● **Task description**
Please echo each of the records below line for line, leaving out the pictures.

● **Stored data**
----------------------------------------

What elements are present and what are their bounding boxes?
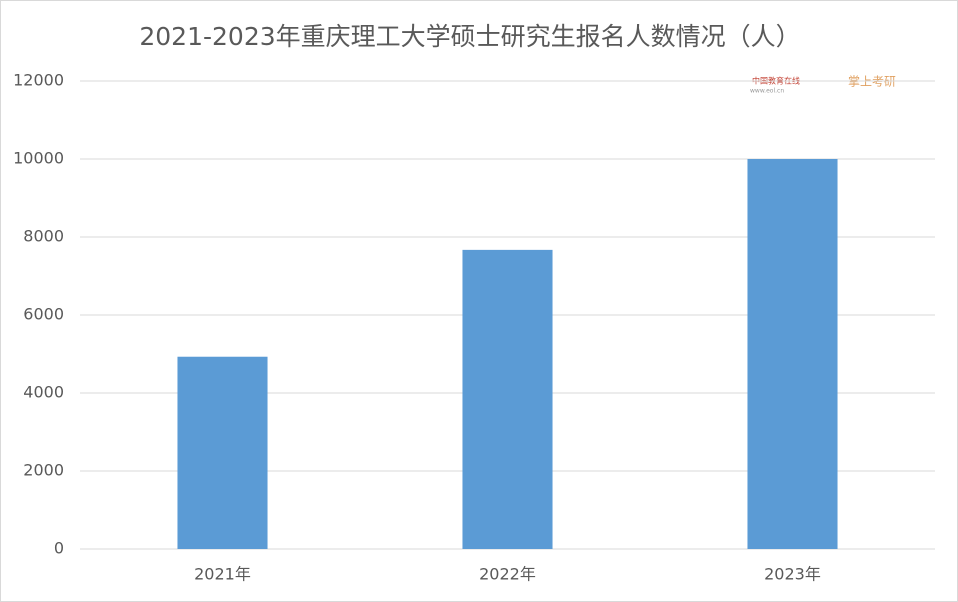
x-tick-label: 2021年 — [194, 565, 251, 584]
y-tick-label: 6000 — [23, 305, 64, 324]
y-tick-label: 8000 — [23, 227, 64, 246]
bar — [747, 159, 838, 549]
bar — [177, 356, 268, 549]
x-tick-label: 2022年 — [479, 565, 536, 584]
y-tick-label: 0 — [54, 539, 64, 558]
y-tick-label: 10000 — [13, 149, 64, 168]
watermark: www.eol.cn — [750, 88, 784, 95]
y-tick-label: 2000 — [23, 461, 64, 480]
chart-title: 2021-2023年重庆理工大学硕士研究生报名人数情况（人） — [139, 22, 800, 51]
x-tick-label: 2023年 — [764, 565, 821, 584]
y-tick-label: 4000 — [23, 383, 64, 402]
y-tick-label: 12000 — [13, 71, 64, 90]
bar — [462, 249, 553, 549]
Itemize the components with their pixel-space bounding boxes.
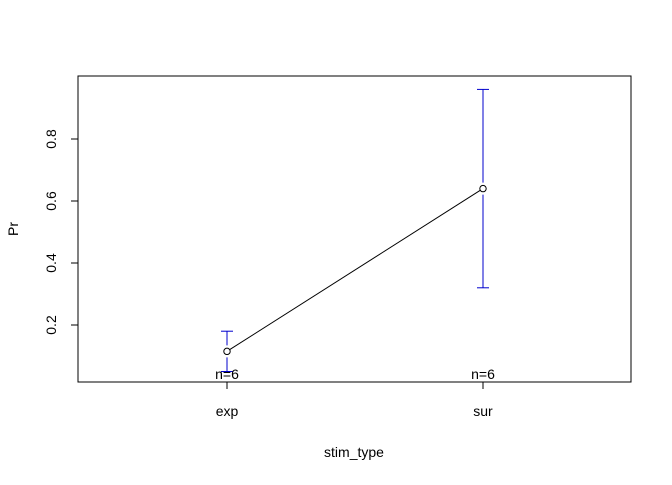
count-label: n=6 xyxy=(215,366,239,382)
y-tick-label: 0.2 xyxy=(43,315,59,335)
data-marks: n=6 n=6 xyxy=(215,89,495,382)
data-point xyxy=(480,185,486,191)
series-line xyxy=(227,189,483,352)
x-tick-label: exp xyxy=(216,403,239,419)
data-point xyxy=(224,348,230,354)
y-tick-label: 0.4 xyxy=(43,253,59,273)
y-axis: 0.2 0.4 0.6 0.8 xyxy=(43,129,78,335)
y-axis-label: Pr xyxy=(5,222,21,236)
x-axis: exp sur xyxy=(216,382,493,419)
y-tick-label: 0.8 xyxy=(43,129,59,149)
x-tick-label: sur xyxy=(473,403,493,419)
plot-frame xyxy=(78,76,631,382)
y-tick-label: 0.6 xyxy=(43,191,59,211)
count-label: n=6 xyxy=(471,366,495,382)
x-axis-label: stim_type xyxy=(324,444,384,460)
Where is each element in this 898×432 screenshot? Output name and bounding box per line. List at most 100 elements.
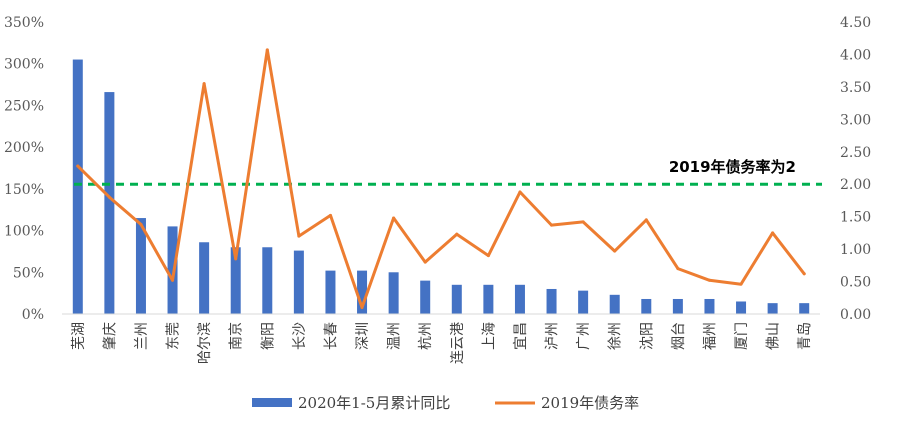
bar-series [72,59,810,314]
legend: 2020年1-5月累计同比 2019年债务率 [252,394,639,412]
right-tick-label: 0.50 [840,275,871,291]
bar [230,247,241,314]
category-label: 烟台 [671,322,687,350]
line-point [171,278,175,282]
line-point [613,249,617,253]
right-tick-label: 4.50 [840,15,871,31]
line-point [328,213,332,217]
left-tick-label: 200% [4,140,44,156]
bar [609,294,620,314]
bar [767,303,778,314]
bar [451,284,462,314]
line-point [455,232,459,236]
left-tick-label: 250% [4,98,44,114]
line-point [297,234,301,238]
line-series [76,48,806,309]
bar [262,247,273,314]
right-tick-label: 2.00 [840,177,871,193]
category-label: 徐州 [608,322,624,350]
bar [578,290,589,314]
bar [388,272,399,314]
category-label: 南京 [229,322,245,350]
line-point [802,272,806,276]
line-point [676,267,680,271]
bar [546,288,557,314]
right-tick-label: 4.00 [840,47,871,63]
bar [135,218,146,314]
line-point [392,216,396,220]
category-label: 肇庆 [102,322,118,350]
bar [483,284,494,314]
line-point [139,222,143,226]
category-label: 温州 [387,322,403,350]
bar [199,242,210,314]
line-point [771,231,775,235]
bar [357,270,368,314]
line-point [423,260,427,264]
bar [799,303,810,314]
category-label: 佛山 [766,322,782,350]
bar [167,226,178,314]
right-tick-label: 3.00 [840,112,871,128]
category-label: 芜湖 [70,322,87,350]
left-y-axis: 0% 50% 100% 150% 200% 250% 300% 350% [4,15,44,323]
category-label: 哈尔滨 [197,322,213,364]
category-label: 东莞 [166,322,182,350]
line-point [234,257,238,261]
reference-line-label: 2019年债务率为2 [669,158,796,176]
category-label: 长春 [323,322,339,350]
category-label: 福州 [702,322,718,350]
category-label: 青岛 [797,322,813,350]
line-point [707,278,711,282]
category-label: 长沙 [292,322,308,350]
right-tick-label: 3.50 [840,80,871,96]
right-tick-label: 1.50 [840,210,871,226]
category-label: 连云港 [450,322,466,364]
category-label: 杭州 [418,322,434,350]
left-tick-label: 100% [4,224,44,240]
category-label: 深圳 [355,322,371,350]
bar [104,92,115,314]
left-tick-label: 150% [4,182,44,198]
line-point [644,218,648,222]
right-tick-label: 2.50 [840,145,871,161]
left-tick-label: 0% [22,307,44,323]
bar [514,284,525,314]
bar [420,280,431,314]
category-label: 泸州 [545,322,561,350]
category-label: 衡阳 [260,322,276,350]
line-point [581,220,585,224]
line-point [486,254,490,258]
left-tick-label: 300% [4,57,44,73]
line-point [107,195,111,199]
bar [736,301,747,314]
category-label: 宜昌 [513,322,529,350]
line-point [739,282,743,286]
bar [293,250,304,314]
line-point [202,82,206,86]
category-label: 广州 [576,322,592,350]
legend-line-label: 2019年债务率 [541,394,639,412]
category-label: 沈阳 [639,322,655,350]
bar [325,270,336,314]
category-label: 兰州 [134,322,150,350]
legend-bar-label: 2020年1-5月累计同比 [298,394,450,412]
line-points [76,48,806,310]
line-point [360,306,364,310]
line-point [550,223,554,227]
category-label: 上海 [481,322,497,350]
line-point [265,48,269,52]
right-tick-label: 1.00 [840,242,871,258]
left-tick-label: 50% [13,265,44,281]
line-point [518,190,522,194]
bar [72,59,83,314]
line-point [76,164,80,168]
bar [672,298,683,314]
bar [641,298,652,314]
legend-bar-swatch [252,398,292,407]
bar [704,298,715,314]
right-tick-label: 0.00 [840,307,871,323]
category-label: 厦门 [734,322,750,350]
category-labels: 芜湖 肇庆 兰州 东莞 哈尔滨 南京 衡阳 长沙 长春 深圳 温州 杭州 连云港 上海 宜昌 泸州 广州 徐州 沈阳… [70,322,813,364]
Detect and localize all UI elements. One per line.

----------------------------------------

● **Reply**
What elements are present and what are their bounding boxes?
x-tick-label: 2021年 — [194, 565, 251, 584]
y-tick-label: 6000 — [23, 305, 64, 324]
y-tick-label: 8000 — [23, 227, 64, 246]
bar — [747, 159, 838, 549]
bar — [177, 356, 268, 549]
x-tick-label: 2022年 — [479, 565, 536, 584]
y-tick-label: 0 — [54, 539, 64, 558]
y-tick-label: 10000 — [13, 149, 64, 168]
watermark: www.eol.cn — [750, 88, 784, 95]
y-tick-label: 2000 — [23, 461, 64, 480]
chart-title: 2021-2023年重庆理工大学硕士研究生报名人数情况（人） — [139, 22, 800, 51]
x-tick-label: 2023年 — [764, 565, 821, 584]
y-tick-label: 4000 — [23, 383, 64, 402]
y-tick-label: 12000 — [13, 71, 64, 90]
bar — [462, 249, 553, 549]
Itemize the components with their pixel-space bounding boxes.
count-label: n=6 xyxy=(215,366,239,382)
y-tick-label: 0.2 xyxy=(43,315,59,335)
data-marks: n=6 n=6 xyxy=(215,89,495,382)
data-point xyxy=(480,185,486,191)
series-line xyxy=(227,189,483,352)
x-tick-label: exp xyxy=(216,403,239,419)
data-point xyxy=(224,348,230,354)
y-tick-label: 0.4 xyxy=(43,253,59,273)
y-axis: 0.2 0.4 0.6 0.8 xyxy=(43,129,78,335)
y-axis-label: Pr xyxy=(5,222,21,236)
x-axis: exp sur xyxy=(216,382,493,419)
y-tick-label: 0.8 xyxy=(43,129,59,149)
x-tick-label: sur xyxy=(473,403,493,419)
plot-frame xyxy=(78,76,631,382)
y-tick-label: 0.6 xyxy=(43,191,59,211)
count-label: n=6 xyxy=(471,366,495,382)
x-axis-label: stim_type xyxy=(324,444,384,460)
Where is each element in this 898×432 screenshot? Output name and bounding box per line. List at most 100 elements.
bar-series [72,59,810,314]
legend: 2020年1-5月累计同比 2019年债务率 [252,394,639,412]
right-tick-label: 0.50 [840,275,871,291]
bar [230,247,241,314]
category-label: 烟台 [671,322,687,350]
line-point [171,278,175,282]
line-point [613,249,617,253]
right-tick-label: 4.50 [840,15,871,31]
line-point [328,213,332,217]
left-tick-label: 200% [4,140,44,156]
bar [609,294,620,314]
bar [767,303,778,314]
bar [451,284,462,314]
line-point [455,232,459,236]
left-tick-label: 250% [4,98,44,114]
line-point [297,234,301,238]
line-series [76,48,806,309]
bar [262,247,273,314]
right-tick-label: 2.00 [840,177,871,193]
category-label: 徐州 [608,322,624,350]
bar [578,290,589,314]
bar [388,272,399,314]
category-label: 南京 [229,322,245,350]
line-point [802,272,806,276]
line-point [676,267,680,271]
bar [546,288,557,314]
right-tick-label: 4.00 [840,47,871,63]
bar [135,218,146,314]
line-point [392,216,396,220]
category-label: 肇庆 [102,322,118,350]
bar [483,284,494,314]
line-point [139,222,143,226]
category-label: 温州 [387,322,403,350]
bar [199,242,210,314]
line-point [771,231,775,235]
bar [357,270,368,314]
line-point [423,260,427,264]
bar [799,303,810,314]
category-label: 佛山 [766,322,782,350]
bar [167,226,178,314]
right-tick-label: 3.00 [840,112,871,128]
category-label: 芜湖 [70,322,87,350]
left-y-axis: 0% 50% 100% 150% 200% 250% 300% 350% [4,15,44,323]
category-label: 哈尔滨 [197,322,213,364]
category-label: 东莞 [166,322,182,350]
line-point [234,257,238,261]
reference-line-label: 2019年债务率为2 [669,158,796,176]
category-label: 长春 [323,322,339,350]
category-label: 福州 [702,322,718,350]
category-label: 青岛 [797,322,813,350]
line-point [707,278,711,282]
category-label: 长沙 [292,322,308,350]
right-tick-label: 3.50 [840,80,871,96]
right-tick-label: 1.50 [840,210,871,226]
category-label: 连云港 [450,322,466,364]
category-label: 杭州 [418,322,434,350]
left-tick-label: 100% [4,224,44,240]
category-label: 深圳 [355,322,371,350]
bar [104,92,115,314]
left-tick-label: 150% [4,182,44,198]
line-point [644,218,648,222]
right-tick-label: 2.50 [840,145,871,161]
left-tick-label: 0% [22,307,44,323]
bar [514,284,525,314]
bar [420,280,431,314]
category-label: 泸州 [545,322,561,350]
category-label: 衡阳 [260,322,276,350]
line-point [581,220,585,224]
line-point [486,254,490,258]
left-tick-label: 300% [4,57,44,73]
line-point [107,195,111,199]
bar [736,301,747,314]
category-label: 宜昌 [513,322,529,350]
line-point [739,282,743,286]
bar [293,250,304,314]
line-point [202,82,206,86]
category-label: 广州 [576,322,592,350]
legend-line-label: 2019年债务率 [541,394,639,412]
category-label: 沈阳 [639,322,655,350]
bar [325,270,336,314]
category-label: 兰州 [134,322,150,350]
legend-bar-label: 2020年1-5月累计同比 [298,394,450,412]
line-points [76,48,806,310]
line-point [360,306,364,310]
line-point [550,223,554,227]
category-label: 上海 [481,322,497,350]
line-point [265,48,269,52]
right-tick-label: 1.00 [840,242,871,258]
left-tick-label: 50% [13,265,44,281]
line-point [518,190,522,194]
bar [72,59,83,314]
line-point [76,164,80,168]
bar [672,298,683,314]
bar [641,298,652,314]
legend-bar-swatch [252,398,292,407]
bar [704,298,715,314]
right-tick-label: 0.00 [840,307,871,323]
category-label: 厦门 [734,322,750,350]
category-labels: 芜湖 肇庆 兰州 东莞 哈尔滨 南京 衡阳 长沙 长春 深圳 温州 杭州 连云港 上海 宜昌 泸州 广州 徐州 沈阳… [70,322,813,364]
Detect and localize all UI elements. One per line.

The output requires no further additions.